___ Data to use

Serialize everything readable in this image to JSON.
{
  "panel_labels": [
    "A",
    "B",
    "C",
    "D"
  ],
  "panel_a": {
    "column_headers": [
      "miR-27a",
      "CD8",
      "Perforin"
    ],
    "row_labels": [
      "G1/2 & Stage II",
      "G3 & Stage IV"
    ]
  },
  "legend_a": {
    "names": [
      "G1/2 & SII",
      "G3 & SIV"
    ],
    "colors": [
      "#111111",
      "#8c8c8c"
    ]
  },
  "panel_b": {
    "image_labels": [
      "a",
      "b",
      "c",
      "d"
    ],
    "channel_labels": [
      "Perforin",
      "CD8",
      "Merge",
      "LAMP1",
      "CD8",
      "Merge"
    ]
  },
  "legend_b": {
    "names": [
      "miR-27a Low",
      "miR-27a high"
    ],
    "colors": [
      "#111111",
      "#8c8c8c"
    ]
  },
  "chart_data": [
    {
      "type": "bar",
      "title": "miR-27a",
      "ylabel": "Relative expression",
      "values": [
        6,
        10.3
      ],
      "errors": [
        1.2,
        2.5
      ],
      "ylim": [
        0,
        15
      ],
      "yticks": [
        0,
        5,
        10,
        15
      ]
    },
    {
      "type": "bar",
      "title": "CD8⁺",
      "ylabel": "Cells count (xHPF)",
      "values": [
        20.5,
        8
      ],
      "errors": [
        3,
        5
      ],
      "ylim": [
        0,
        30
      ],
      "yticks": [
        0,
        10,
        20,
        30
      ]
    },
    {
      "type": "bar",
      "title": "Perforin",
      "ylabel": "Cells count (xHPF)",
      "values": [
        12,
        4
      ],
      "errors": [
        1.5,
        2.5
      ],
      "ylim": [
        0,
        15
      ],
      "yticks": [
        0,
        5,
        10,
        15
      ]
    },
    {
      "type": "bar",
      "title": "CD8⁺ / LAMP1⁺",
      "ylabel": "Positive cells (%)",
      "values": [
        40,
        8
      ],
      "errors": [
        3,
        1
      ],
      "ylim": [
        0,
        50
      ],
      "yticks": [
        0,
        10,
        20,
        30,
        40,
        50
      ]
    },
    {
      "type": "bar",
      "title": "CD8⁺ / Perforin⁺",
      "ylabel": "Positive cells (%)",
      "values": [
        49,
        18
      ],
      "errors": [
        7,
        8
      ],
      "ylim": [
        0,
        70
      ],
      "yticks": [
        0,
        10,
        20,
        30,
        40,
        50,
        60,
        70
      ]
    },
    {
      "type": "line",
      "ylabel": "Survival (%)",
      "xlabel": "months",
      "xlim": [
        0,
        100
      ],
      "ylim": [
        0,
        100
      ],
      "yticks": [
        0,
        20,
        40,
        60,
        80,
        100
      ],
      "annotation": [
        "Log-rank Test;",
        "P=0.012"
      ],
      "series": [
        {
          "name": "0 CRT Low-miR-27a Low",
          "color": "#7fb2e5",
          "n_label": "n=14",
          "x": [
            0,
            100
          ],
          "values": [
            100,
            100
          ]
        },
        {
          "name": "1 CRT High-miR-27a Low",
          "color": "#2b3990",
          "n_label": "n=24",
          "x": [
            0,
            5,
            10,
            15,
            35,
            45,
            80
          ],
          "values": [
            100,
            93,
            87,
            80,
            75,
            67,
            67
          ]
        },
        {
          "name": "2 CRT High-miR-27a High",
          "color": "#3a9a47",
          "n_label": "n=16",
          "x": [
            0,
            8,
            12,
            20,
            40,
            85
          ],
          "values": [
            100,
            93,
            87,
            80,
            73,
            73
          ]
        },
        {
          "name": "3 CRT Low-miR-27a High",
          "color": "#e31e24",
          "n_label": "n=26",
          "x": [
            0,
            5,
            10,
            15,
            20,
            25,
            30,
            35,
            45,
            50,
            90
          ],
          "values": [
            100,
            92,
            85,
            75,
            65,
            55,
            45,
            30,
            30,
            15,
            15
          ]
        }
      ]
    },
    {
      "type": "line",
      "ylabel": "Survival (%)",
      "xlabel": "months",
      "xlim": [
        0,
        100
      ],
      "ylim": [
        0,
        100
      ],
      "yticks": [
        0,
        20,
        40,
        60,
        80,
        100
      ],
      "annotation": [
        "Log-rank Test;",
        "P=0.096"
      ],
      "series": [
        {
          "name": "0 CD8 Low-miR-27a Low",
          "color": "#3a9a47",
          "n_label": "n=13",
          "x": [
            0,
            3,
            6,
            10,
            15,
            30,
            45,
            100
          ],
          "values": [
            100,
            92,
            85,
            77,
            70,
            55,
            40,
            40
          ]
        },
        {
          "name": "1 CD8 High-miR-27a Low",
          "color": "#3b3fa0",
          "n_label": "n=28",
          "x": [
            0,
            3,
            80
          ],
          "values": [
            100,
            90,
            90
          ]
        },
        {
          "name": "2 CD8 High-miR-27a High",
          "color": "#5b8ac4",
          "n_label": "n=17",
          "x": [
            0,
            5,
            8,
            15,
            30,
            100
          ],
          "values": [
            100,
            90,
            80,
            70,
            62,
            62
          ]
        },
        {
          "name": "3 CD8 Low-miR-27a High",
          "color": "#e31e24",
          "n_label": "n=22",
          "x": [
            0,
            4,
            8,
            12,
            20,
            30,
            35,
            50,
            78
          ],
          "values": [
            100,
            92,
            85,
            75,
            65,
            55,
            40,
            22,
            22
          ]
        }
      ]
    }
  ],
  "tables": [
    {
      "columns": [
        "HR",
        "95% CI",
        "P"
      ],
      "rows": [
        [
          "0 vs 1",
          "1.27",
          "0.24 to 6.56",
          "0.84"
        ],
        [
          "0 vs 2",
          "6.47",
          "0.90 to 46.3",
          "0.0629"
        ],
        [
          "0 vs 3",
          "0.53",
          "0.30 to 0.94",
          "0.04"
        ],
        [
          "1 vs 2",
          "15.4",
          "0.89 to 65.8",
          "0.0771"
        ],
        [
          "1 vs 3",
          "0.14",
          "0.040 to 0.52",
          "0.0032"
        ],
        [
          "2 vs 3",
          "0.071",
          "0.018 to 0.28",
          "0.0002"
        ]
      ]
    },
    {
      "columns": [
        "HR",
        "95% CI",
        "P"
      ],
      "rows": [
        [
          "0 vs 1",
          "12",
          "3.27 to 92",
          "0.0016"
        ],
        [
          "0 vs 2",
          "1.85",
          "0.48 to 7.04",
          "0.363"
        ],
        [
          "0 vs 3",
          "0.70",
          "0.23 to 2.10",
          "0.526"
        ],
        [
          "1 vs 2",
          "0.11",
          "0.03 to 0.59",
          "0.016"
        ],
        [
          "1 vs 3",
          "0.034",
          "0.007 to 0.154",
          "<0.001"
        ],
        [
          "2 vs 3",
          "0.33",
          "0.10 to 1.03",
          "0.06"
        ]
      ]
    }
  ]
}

______

### What is required
Retyping the data above exactly and in full is the task.

### Exercise answer
Serialize everything readable in this image to JSON.
{
  "panel_labels": [
    "A",
    "B",
    "C",
    "D"
  ],
  "panel_a": {
    "column_headers": [
      "miR-27a",
      "CD8",
      "Perforin"
    ],
    "row_labels": [
      "G1/2 & Stage II",
      "G3 & Stage IV"
    ]
  },
  "legend_a": {
    "names": [
      "G1/2 & SII",
      "G3 & SIV"
    ],
    "colors": [
      "#111111",
      "#8c8c8c"
    ]
  },
  "panel_b": {
    "image_labels": [
      "a",
      "b",
      "c",
      "d"
    ],
    "channel_labels": [
      "Perforin",
      "CD8",
      "Merge",
      "LAMP1",
      "CD8",
      "Merge"
    ]
  },
  "legend_b": {
    "names": [
      "miR-27a Low",
      "miR-27a high"
    ],
    "colors": [
      "#111111",
      "#8c8c8c"
    ]
  },
  "chart_data": [
    {
      "type": "bar",
      "title": "miR-27a",
      "ylabel": "Relative expression",
      "values": [
        6,
        10.3
      ],
      "errors": [
        1.2,
        2.5
      ],
      "ylim": [
        0,
        15
      ],
      "yticks": [
        0,
        5,
        10,
        15
      ]
    },
    {
      "type": "bar",
      "title": "CD8⁺",
      "ylabel": "Cells count (xHPF)",
      "values": [
        20.5,
        8
      ],
      "errors": [
        3,
        5
      ],
      "ylim": [
        0,
        30
      ],
      "yticks": [
        0,
        10,
        20,
        30
      ]
    },
    {
      "type": "bar",
      "title": "Perforin",
      "ylabel": "Cells count (xHPF)",
      "values": [
        12,
        4
      ],
      "errors": [
        1.5,
        2.5
      ],
      "ylim": [
        0,
        15
      ],
      "yticks": [
        0,
        5,
        10,
        15
      ]
    },
    {
      "type": "bar",
      "title": "CD8⁺ / LAMP1⁺",
      "ylabel": "Positive cells (%)",
      "values": [
        40,
        8
      ],
      "errors": [
        3,
        1
      ],
      "ylim": [
        0,
        50
      ],
      "yticks": [
        0,
        10,
        20,
        30,
        40,
        50
      ]
    },
    {
      "type": "bar",
      "title": "CD8⁺ / Perforin⁺",
      "ylabel": "Positive cells (%)",
      "values": [
        49,
        18
      ],
      "errors": [
        7,
        8
      ],
      "ylim": [
        0,
        70
      ],
      "yticks": [
        0,
        10,
        20,
        30,
        40,
        50,
        60,
        70
      ]
    },
    {
      "type": "line",
      "ylabel": "Survival (%)",
      "xlabel": "months",
      "xlim": [
        0,
        100
      ],
      "ylim": [
        0,
        100
      ],
      "yticks": [
        0,
        20,
        40,
        60,
        80,
        100
      ],
      "annotation": [
        "Log-rank Test;",
        "P=0.012"
      ],
      "series": [
        {
          "name": "0 CRT Low-miR-27a Low",
          "color": "#7fb2e5",
          "n_label": "n=14",
          "x": [
            0,
            100
          ],
          "values": [
            100,
            100
          ]
        },
        {
          "name": "1 CRT High-miR-27a Low",
          "color": "#2b3990",
          "n_label": "n=24",
          "x": [
            0,
            5,
            10,
            15,
            35,
            45,
            80
          ],
          "values": [
            100,
            93,
            87,
            80,
            75,
            67,
            67
          ]
        },
        {
          "name": "2 CRT High-miR-27a High",
          "color": "#3a9a47",
          "n_label": "n=16",
          "x": [
            0,
            8,
            12,
            20,
            40,
            85
          ],
          "values": [
            100,
            93,
            87,
            80,
            73,
            73
          ]
        },
        {
          "name": "3 CRT Low-miR-27a High",
          "color": "#e31e24",
          "n_label": "n=26",
          "x": [
            0,
            5,
            10,
            15,
            20,
            25,
            30,
            35,
            45,
            50,
            90
          ],
          "values": [
            100,
            92,
            85,
            75,
            65,
            55,
            45,
            30,
            30,
            15,
            15
          ]
        }
      ]
    },
    {
      "type": "line",
      "ylabel": "Survival (%)",
      "xlabel": "months",
      "xlim": [
        0,
        100
      ],
      "ylim": [
        0,
        100
      ],
      "yticks": [
        0,
        20,
        40,
        60,
        80,
        100
      ],
      "annotation": [
        "Log-rank Test;",
        "P=0.096"
      ],
      "series": [
        {
          "name": "0 CD8 Low-miR-27a Low",
          "color": "#3a9a47",
          "n_label": "n=13",
          "x": [
            0,
            3,
            6,
            10,
            15,
            30,
            45,
            100
          ],
          "values": [
            100,
            92,
            85,
            77,
            70,
            55,
            40,
            40
          ]
        },
        {
          "name": "1 CD8 High-miR-27a Low",
          "color": "#3b3fa0",
          "n_label": "n=28",
          "x": [
            0,
            3,
            80
          ],
          "values": [
            100,
            90,
            90
          ]
        },
        {
          "name": "2 CD8 High-miR-27a High",
          "color": "#5b8ac4",
          "n_label": "n=17",
          "x": [
            0,
            5,
            8,
            15,
            30,
            100
          ],
          "values": [
            100,
            90,
            80,
            70,
            62,
            62
          ]
        },
        {
          "name": "3 CD8 Low-miR-27a High",
          "color": "#e31e24",
          "n_label": "n=22",
          "x": [
            0,
            4,
            8,
            12,
            20,
            30,
            35,
            50,
            78
          ],
          "values": [
            100,
            92,
            85,
            75,
            65,
            55,
            40,
            22,
            22
          ]
        }
      ]
    }
  ],
  "tables": [
    {
      "columns": [
        "HR",
        "95% CI",
        "P"
      ],
      "rows": [
        [
          "0 vs 1",
          "1.27",
          "0.24 to 6.56",
          "0.84"
        ],
        [
          "0 vs 2",
          "6.47",
          "0.90 to 46.3",
          "0.0629"
        ],
        [
          "0 vs 3",
          "0.53",
          "0.30 to 0.94",
          "0.04"
        ],
        [
          "1 vs 2",
          "15.4",
          "0.89 to 65.8",
          "0.0771"
        ],
        [
          "1 vs 3",
          "0.14",
          "0.040 to 0.52",
          "0.0032"
        ],
        [
          "2 vs 3",
          "0.071",
          "0.018 to 0.28",
          "0.0002"
        ]
      ]
    },
    {
      "columns": [
        "HR",
        "95% CI",
        "P"
      ],
      "rows": [
        [
          "0 vs 1",
          "12",
          "3.27 to 92",
          "0.0016"
        ],
        [
          "0 vs 2",
          "1.85",
          "0.48 to 7.04",
          "0.363"
        ],
        [
          "0 vs 3",
          "0.70",
          "0.23 to 2.10",
          "0.526"
        ],
        [
          "1 vs 2",
          "0.11",
          "0.03 to 0.59",
          "0.016"
        ],
        [
          "1 vs 3",
          "0.034",
          "0.007 to 0.154",
          "<0.001"
        ],
        [
          "2 vs 3",
          "0.33",
          "0.10 to 1.03",
          "0.06"
        ]
      ]
    }
  ]
}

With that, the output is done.